WHAT IS NEEDED
In the records below, pick out all lines containing the word "JSON".

* Begin DATA EXCERPTS *

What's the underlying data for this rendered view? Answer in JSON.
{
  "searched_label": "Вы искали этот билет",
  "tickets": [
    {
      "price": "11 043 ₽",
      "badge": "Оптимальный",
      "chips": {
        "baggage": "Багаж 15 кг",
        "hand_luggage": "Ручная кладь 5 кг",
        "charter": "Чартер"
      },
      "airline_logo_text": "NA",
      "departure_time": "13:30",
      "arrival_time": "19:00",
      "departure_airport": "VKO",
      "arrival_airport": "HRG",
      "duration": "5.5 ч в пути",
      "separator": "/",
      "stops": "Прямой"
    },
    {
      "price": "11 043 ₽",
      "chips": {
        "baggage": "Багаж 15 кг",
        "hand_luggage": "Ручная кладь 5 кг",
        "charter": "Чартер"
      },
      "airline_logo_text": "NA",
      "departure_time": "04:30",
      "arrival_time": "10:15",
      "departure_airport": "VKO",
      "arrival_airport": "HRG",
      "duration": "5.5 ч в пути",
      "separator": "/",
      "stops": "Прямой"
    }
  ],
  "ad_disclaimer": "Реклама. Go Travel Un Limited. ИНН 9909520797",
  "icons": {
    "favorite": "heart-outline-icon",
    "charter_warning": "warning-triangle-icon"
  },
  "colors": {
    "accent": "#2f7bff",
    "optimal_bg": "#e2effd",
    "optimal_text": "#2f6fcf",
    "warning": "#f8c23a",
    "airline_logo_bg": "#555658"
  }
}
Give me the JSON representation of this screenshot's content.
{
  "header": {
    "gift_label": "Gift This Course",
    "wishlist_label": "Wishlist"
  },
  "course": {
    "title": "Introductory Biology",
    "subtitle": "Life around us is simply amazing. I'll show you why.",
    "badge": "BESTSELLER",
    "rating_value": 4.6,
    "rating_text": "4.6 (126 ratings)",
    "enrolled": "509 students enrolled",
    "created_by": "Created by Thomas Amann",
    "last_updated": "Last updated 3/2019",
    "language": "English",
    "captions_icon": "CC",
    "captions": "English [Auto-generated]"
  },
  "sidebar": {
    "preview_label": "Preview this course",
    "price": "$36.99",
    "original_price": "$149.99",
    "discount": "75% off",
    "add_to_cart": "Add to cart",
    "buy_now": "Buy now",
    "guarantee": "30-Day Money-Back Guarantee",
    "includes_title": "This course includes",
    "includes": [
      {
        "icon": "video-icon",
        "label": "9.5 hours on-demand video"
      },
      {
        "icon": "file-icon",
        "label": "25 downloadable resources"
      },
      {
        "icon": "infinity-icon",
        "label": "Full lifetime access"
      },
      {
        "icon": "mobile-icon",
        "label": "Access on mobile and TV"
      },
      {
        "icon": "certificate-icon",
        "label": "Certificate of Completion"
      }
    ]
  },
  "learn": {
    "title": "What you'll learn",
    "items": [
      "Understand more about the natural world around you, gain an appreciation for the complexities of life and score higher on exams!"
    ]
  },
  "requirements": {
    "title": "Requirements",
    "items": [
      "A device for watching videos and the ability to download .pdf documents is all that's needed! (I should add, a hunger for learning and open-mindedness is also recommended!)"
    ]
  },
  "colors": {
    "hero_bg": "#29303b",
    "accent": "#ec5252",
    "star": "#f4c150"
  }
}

* End DATA EXCERPTS *

ANSWER BELOW
What's the underlying data for this rendered view? Answer in JSON.
Give me the JSON representation of this screenshot's content.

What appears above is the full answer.